*Exercise task:* Extract the whole listing as it stands. Do not include the pictures.

┌────────

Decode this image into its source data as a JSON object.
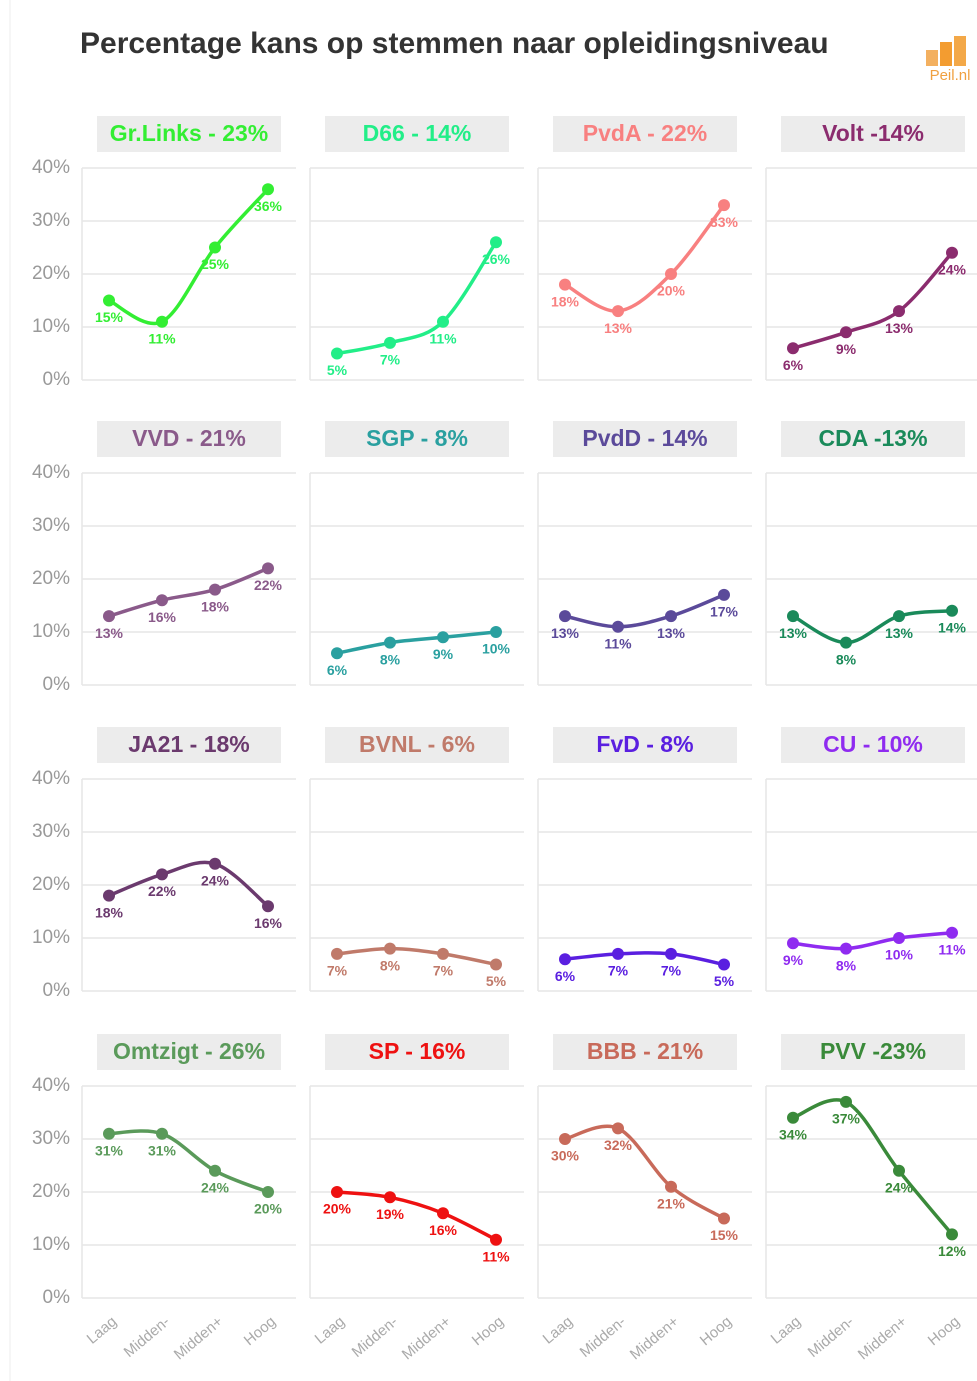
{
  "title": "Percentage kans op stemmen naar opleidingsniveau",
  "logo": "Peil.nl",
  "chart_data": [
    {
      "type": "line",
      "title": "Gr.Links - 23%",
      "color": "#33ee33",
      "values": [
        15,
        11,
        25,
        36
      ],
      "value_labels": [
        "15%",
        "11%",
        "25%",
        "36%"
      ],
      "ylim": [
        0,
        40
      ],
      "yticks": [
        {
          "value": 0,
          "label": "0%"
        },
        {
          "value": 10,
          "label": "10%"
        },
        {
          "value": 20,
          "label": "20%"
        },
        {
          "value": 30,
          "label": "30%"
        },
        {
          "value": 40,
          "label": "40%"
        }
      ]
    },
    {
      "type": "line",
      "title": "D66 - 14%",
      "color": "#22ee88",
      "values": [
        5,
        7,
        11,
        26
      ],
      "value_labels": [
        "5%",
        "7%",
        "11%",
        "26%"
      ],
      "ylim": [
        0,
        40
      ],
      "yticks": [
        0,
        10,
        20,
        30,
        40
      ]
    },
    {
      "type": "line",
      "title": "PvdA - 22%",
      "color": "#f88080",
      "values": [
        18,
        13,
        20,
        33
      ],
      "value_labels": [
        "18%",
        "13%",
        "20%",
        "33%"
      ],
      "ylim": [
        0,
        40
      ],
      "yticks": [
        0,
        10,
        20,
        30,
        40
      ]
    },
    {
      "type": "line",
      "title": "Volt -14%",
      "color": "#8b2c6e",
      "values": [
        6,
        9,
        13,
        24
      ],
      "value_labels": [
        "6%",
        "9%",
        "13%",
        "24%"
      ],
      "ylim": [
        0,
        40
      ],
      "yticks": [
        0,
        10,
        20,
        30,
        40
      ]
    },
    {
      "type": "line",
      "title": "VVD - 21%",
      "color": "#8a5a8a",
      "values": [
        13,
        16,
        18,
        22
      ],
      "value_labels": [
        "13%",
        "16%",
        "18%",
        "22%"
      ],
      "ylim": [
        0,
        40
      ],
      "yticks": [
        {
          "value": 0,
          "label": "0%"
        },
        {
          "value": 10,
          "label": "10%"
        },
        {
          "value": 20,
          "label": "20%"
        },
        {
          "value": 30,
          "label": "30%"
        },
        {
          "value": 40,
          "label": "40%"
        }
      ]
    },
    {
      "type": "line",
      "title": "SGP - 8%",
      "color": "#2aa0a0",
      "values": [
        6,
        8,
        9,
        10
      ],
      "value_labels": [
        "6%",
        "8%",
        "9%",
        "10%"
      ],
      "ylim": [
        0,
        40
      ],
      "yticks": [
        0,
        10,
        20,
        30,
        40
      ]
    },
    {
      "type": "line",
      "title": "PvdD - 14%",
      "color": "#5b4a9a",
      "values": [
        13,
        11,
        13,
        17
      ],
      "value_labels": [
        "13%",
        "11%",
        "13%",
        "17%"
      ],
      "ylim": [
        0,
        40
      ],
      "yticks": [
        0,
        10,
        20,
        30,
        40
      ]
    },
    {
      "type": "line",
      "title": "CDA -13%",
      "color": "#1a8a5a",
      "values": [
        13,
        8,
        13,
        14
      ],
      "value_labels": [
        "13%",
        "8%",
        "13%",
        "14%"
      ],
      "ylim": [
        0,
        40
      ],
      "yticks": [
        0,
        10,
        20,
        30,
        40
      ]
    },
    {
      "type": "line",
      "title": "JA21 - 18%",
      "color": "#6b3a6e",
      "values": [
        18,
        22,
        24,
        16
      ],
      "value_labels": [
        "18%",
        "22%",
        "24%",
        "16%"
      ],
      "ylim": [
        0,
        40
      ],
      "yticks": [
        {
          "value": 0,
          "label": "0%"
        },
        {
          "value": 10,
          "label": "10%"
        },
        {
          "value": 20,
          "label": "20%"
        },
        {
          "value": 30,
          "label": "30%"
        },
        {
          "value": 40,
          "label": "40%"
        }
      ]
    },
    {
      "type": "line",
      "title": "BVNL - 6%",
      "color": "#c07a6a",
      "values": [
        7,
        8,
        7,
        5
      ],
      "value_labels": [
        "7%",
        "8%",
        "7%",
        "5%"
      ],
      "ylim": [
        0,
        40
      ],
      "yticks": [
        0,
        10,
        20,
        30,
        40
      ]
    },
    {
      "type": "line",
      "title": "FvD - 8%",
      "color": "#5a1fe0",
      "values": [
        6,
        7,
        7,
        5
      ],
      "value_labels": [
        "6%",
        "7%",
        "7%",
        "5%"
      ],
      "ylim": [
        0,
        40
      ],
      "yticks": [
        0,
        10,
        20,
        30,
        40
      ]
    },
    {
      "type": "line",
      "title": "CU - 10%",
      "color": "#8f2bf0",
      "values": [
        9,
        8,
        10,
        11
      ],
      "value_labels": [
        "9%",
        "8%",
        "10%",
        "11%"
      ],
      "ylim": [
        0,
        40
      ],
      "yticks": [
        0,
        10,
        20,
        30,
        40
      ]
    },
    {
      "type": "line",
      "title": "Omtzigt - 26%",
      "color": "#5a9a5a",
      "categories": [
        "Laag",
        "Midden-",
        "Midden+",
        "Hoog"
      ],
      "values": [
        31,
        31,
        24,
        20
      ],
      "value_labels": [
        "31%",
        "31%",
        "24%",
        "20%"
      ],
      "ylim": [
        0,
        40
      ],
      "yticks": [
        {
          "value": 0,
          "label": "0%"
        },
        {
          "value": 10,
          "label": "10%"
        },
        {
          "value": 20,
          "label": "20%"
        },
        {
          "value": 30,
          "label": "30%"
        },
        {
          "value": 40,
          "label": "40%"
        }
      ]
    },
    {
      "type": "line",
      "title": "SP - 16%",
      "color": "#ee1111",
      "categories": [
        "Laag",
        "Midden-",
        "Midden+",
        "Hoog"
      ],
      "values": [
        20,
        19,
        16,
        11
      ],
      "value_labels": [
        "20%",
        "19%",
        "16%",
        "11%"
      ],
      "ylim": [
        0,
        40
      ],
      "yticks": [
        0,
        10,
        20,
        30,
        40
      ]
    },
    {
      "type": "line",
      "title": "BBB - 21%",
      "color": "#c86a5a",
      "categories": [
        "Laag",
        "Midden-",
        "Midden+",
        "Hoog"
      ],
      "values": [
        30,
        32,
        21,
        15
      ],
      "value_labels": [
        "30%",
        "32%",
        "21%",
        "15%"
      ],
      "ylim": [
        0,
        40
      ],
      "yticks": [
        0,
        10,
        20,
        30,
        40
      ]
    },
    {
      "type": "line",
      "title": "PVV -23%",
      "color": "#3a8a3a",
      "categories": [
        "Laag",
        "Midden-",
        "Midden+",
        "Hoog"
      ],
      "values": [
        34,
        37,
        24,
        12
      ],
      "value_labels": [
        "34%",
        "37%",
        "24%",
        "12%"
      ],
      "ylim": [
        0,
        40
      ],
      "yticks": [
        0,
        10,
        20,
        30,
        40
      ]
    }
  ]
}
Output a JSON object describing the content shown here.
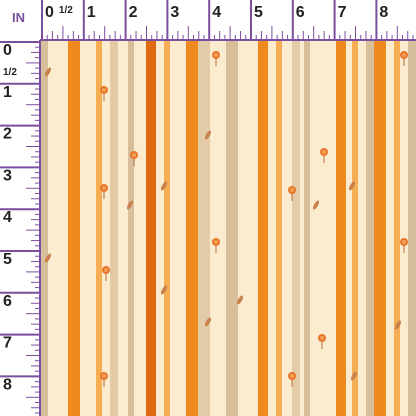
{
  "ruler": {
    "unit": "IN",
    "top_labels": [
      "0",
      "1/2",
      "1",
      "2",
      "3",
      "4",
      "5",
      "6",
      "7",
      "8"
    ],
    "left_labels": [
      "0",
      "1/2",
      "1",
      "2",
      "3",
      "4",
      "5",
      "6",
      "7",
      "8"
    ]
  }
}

└────────

*The reply:*
Decode this image into its source data as a JSON object.
{
  "title": "Percentage kans op stemmen naar opleidingsniveau",
  "logo": "Peil.nl",
  "chart_data": [
    {
      "type": "line",
      "title": "Gr.Links - 23%",
      "color": "#33ee33",
      "values": [
        15,
        11,
        25,
        36
      ],
      "value_labels": [
        "15%",
        "11%",
        "25%",
        "36%"
      ],
      "ylim": [
        0,
        40
      ],
      "yticks": [
        {
          "value": 0,
          "label": "0%"
        },
        {
          "value": 10,
          "label": "10%"
        },
        {
          "value": 20,
          "label": "20%"
        },
        {
          "value": 30,
          "label": "30%"
        },
        {
          "value": 40,
          "label": "40%"
        }
      ]
    },
    {
      "type": "line",
      "title": "D66 - 14%",
      "color": "#22ee88",
      "values": [
        5,
        7,
        11,
        26
      ],
      "value_labels": [
        "5%",
        "7%",
        "11%",
        "26%"
      ],
      "ylim": [
        0,
        40
      ],
      "yticks": [
        0,
        10,
        20,
        30,
        40
      ]
    },
    {
      "type": "line",
      "title": "PvdA - 22%",
      "color": "#f88080",
      "values": [
        18,
        13,
        20,
        33
      ],
      "value_labels": [
        "18%",
        "13%",
        "20%",
        "33%"
      ],
      "ylim": [
        0,
        40
      ],
      "yticks": [
        0,
        10,
        20,
        30,
        40
      ]
    },
    {
      "type": "line",
      "title": "Volt -14%",
      "color": "#8b2c6e",
      "values": [
        6,
        9,
        13,
        24
      ],
      "value_labels": [
        "6%",
        "9%",
        "13%",
        "24%"
      ],
      "ylim": [
        0,
        40
      ],
      "yticks": [
        0,
        10,
        20,
        30,
        40
      ]
    },
    {
      "type": "line",
      "title": "VVD - 21%",
      "color": "#8a5a8a",
      "values": [
        13,
        16,
        18,
        22
      ],
      "value_labels": [
        "13%",
        "16%",
        "18%",
        "22%"
      ],
      "ylim": [
        0,
        40
      ],
      "yticks": [
        {
          "value": 0,
          "label": "0%"
        },
        {
          "value": 10,
          "label": "10%"
        },
        {
          "value": 20,
          "label": "20%"
        },
        {
          "value": 30,
          "label": "30%"
        },
        {
          "value": 40,
          "label": "40%"
        }
      ]
    },
    {
      "type": "line",
      "title": "SGP - 8%",
      "color": "#2aa0a0",
      "values": [
        6,
        8,
        9,
        10
      ],
      "value_labels": [
        "6%",
        "8%",
        "9%",
        "10%"
      ],
      "ylim": [
        0,
        40
      ],
      "yticks": [
        0,
        10,
        20,
        30,
        40
      ]
    },
    {
      "type": "line",
      "title": "PvdD - 14%",
      "color": "#5b4a9a",
      "values": [
        13,
        11,
        13,
        17
      ],
      "value_labels": [
        "13%",
        "11%",
        "13%",
        "17%"
      ],
      "ylim": [
        0,
        40
      ],
      "yticks": [
        0,
        10,
        20,
        30,
        40
      ]
    },
    {
      "type": "line",
      "title": "CDA -13%",
      "color": "#1a8a5a",
      "values": [
        13,
        8,
        13,
        14
      ],
      "value_labels": [
        "13%",
        "8%",
        "13%",
        "14%"
      ],
      "ylim": [
        0,
        40
      ],
      "yticks": [
        0,
        10,
        20,
        30,
        40
      ]
    },
    {
      "type": "line",
      "title": "JA21 - 18%",
      "color": "#6b3a6e",
      "values": [
        18,
        22,
        24,
        16
      ],
      "value_labels": [
        "18%",
        "22%",
        "24%",
        "16%"
      ],
      "ylim": [
        0,
        40
      ],
      "yticks": [
        {
          "value": 0,
          "label": "0%"
        },
        {
          "value": 10,
          "label": "10%"
        },
        {
          "value": 20,
          "label": "20%"
        },
        {
          "value": 30,
          "label": "30%"
        },
        {
          "value": 40,
          "label": "40%"
        }
      ]
    },
    {
      "type": "line",
      "title": "BVNL - 6%",
      "color": "#c07a6a",
      "values": [
        7,
        8,
        7,
        5
      ],
      "value_labels": [
        "7%",
        "8%",
        "7%",
        "5%"
      ],
      "ylim": [
        0,
        40
      ],
      "yticks": [
        0,
        10,
        20,
        30,
        40
      ]
    },
    {
      "type": "line",
      "title": "FvD - 8%",
      "color": "#5a1fe0",
      "values": [
        6,
        7,
        7,
        5
      ],
      "value_labels": [
        "6%",
        "7%",
        "7%",
        "5%"
      ],
      "ylim": [
        0,
        40
      ],
      "yticks": [
        0,
        10,
        20,
        30,
        40
      ]
    },
    {
      "type": "line",
      "title": "CU - 10%",
      "color": "#8f2bf0",
      "values": [
        9,
        8,
        10,
        11
      ],
      "value_labels": [
        "9%",
        "8%",
        "10%",
        "11%"
      ],
      "ylim": [
        0,
        40
      ],
      "yticks": [
        0,
        10,
        20,
        30,
        40
      ]
    },
    {
      "type": "line",
      "title": "Omtzigt - 26%",
      "color": "#5a9a5a",
      "categories": [
        "Laag",
        "Midden-",
        "Midden+",
        "Hoog"
      ],
      "values": [
        31,
        31,
        24,
        20
      ],
      "value_labels": [
        "31%",
        "31%",
        "24%",
        "20%"
      ],
      "ylim": [
        0,
        40
      ],
      "yticks": [
        {
          "value": 0,
          "label": "0%"
        },
        {
          "value": 10,
          "label": "10%"
        },
        {
          "value": 20,
          "label": "20%"
        },
        {
          "value": 30,
          "label": "30%"
        },
        {
          "value": 40,
          "label": "40%"
        }
      ]
    },
    {
      "type": "line",
      "title": "SP - 16%",
      "color": "#ee1111",
      "categories": [
        "Laag",
        "Midden-",
        "Midden+",
        "Hoog"
      ],
      "values": [
        20,
        19,
        16,
        11
      ],
      "value_labels": [
        "20%",
        "19%",
        "16%",
        "11%"
      ],
      "ylim": [
        0,
        40
      ],
      "yticks": [
        0,
        10,
        20,
        30,
        40
      ]
    },
    {
      "type": "line",
      "title": "BBB - 21%",
      "color": "#c86a5a",
      "categories": [
        "Laag",
        "Midden-",
        "Midden+",
        "Hoog"
      ],
      "values": [
        30,
        32,
        21,
        15
      ],
      "value_labels": [
        "30%",
        "32%",
        "21%",
        "15%"
      ],
      "ylim": [
        0,
        40
      ],
      "yticks": [
        0,
        10,
        20,
        30,
        40
      ]
    },
    {
      "type": "line",
      "title": "PVV -23%",
      "color": "#3a8a3a",
      "categories": [
        "Laag",
        "Midden-",
        "Midden+",
        "Hoog"
      ],
      "values": [
        34,
        37,
        24,
        12
      ],
      "value_labels": [
        "34%",
        "37%",
        "24%",
        "12%"
      ],
      "ylim": [
        0,
        40
      ],
      "yticks": [
        0,
        10,
        20,
        30,
        40
      ]
    }
  ]
}
Output a JSON object describing the content shown here.
{
  "ruler": {
    "unit": "IN",
    "top_labels": [
      "0",
      "1/2",
      "1",
      "2",
      "3",
      "4",
      "5",
      "6",
      "7",
      "8"
    ],
    "left_labels": [
      "0",
      "1/2",
      "1",
      "2",
      "3",
      "4",
      "5",
      "6",
      "7",
      "8"
    ]
  }
}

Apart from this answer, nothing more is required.